* WHAT IS REQUIRED
Extract all lines in the data that contain the word "glare".

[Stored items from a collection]
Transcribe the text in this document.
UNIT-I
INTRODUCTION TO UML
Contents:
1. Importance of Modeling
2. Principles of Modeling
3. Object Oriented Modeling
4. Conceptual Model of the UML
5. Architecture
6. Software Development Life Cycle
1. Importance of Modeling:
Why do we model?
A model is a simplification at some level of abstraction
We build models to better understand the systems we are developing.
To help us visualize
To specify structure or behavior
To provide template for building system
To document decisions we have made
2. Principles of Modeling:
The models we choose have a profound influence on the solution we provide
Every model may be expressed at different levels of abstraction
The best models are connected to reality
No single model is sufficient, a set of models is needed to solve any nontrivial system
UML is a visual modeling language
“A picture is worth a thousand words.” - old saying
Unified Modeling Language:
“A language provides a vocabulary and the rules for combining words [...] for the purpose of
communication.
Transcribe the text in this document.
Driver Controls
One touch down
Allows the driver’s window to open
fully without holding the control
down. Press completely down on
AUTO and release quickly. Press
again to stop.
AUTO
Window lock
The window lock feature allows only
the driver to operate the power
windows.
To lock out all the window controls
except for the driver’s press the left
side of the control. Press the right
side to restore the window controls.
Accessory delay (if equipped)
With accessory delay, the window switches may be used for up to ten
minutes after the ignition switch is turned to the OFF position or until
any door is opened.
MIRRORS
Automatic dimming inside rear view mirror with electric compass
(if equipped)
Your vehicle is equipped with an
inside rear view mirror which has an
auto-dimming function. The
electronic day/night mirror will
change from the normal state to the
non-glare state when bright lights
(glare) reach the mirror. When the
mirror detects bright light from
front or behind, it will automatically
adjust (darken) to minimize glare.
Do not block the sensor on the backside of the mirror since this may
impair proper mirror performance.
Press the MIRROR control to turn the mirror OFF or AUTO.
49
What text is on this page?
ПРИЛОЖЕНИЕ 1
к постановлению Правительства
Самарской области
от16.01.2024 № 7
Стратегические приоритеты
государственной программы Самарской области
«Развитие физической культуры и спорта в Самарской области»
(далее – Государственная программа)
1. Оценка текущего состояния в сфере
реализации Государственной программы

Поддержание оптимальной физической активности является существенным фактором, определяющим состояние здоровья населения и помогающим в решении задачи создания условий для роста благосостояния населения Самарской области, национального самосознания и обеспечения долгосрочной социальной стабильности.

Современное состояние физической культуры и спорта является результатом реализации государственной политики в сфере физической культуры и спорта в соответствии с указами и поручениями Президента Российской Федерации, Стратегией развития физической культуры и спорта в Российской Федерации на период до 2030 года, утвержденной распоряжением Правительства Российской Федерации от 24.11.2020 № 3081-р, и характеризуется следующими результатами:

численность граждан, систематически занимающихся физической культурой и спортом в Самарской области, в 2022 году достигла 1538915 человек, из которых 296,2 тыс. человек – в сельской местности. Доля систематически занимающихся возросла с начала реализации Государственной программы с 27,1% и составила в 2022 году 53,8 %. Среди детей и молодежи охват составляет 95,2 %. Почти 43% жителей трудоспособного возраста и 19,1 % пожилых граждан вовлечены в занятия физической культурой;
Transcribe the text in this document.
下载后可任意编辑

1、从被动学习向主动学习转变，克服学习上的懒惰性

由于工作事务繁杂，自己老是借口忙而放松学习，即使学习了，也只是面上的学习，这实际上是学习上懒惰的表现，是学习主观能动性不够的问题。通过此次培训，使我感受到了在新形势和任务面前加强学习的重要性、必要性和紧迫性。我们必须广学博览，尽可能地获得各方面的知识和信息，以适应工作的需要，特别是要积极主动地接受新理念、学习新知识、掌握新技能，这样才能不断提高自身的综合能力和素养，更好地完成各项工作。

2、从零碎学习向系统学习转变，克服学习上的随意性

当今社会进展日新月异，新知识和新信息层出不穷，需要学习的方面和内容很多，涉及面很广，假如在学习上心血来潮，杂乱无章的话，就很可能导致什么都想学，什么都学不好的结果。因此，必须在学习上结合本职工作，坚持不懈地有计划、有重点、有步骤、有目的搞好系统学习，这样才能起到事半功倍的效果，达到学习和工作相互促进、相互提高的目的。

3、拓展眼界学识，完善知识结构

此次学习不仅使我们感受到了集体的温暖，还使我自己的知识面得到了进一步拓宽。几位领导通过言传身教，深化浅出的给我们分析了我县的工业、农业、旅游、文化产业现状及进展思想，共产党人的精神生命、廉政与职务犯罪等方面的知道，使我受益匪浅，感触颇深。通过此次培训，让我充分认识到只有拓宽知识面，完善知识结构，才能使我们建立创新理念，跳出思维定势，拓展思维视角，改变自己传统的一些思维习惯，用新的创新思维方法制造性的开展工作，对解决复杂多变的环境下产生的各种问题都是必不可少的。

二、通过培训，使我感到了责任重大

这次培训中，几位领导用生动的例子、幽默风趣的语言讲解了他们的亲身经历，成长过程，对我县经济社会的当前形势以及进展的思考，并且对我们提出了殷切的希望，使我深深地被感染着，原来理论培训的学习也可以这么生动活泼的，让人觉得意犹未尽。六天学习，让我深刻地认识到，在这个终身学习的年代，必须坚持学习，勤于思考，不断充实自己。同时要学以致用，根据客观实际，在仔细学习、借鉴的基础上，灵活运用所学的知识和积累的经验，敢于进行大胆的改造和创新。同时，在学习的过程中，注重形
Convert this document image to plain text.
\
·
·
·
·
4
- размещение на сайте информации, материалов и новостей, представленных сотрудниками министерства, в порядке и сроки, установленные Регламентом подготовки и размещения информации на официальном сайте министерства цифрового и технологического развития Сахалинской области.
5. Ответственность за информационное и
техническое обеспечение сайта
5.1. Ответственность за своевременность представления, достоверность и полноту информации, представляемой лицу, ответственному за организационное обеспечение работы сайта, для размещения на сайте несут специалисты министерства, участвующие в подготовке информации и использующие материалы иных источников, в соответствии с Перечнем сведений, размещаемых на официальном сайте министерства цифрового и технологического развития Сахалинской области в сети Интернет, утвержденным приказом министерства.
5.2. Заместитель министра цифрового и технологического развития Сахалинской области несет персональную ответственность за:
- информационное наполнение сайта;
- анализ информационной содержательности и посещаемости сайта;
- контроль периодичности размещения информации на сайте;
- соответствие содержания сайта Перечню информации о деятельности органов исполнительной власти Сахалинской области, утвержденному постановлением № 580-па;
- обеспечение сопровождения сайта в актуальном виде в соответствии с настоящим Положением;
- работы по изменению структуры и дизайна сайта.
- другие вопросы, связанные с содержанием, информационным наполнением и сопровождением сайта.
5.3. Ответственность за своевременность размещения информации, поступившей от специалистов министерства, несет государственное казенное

* OUTPUT BELOW
non-glare state when bright lights
(glare) reach the mirror. When the
adjust (darken) to minimize glare.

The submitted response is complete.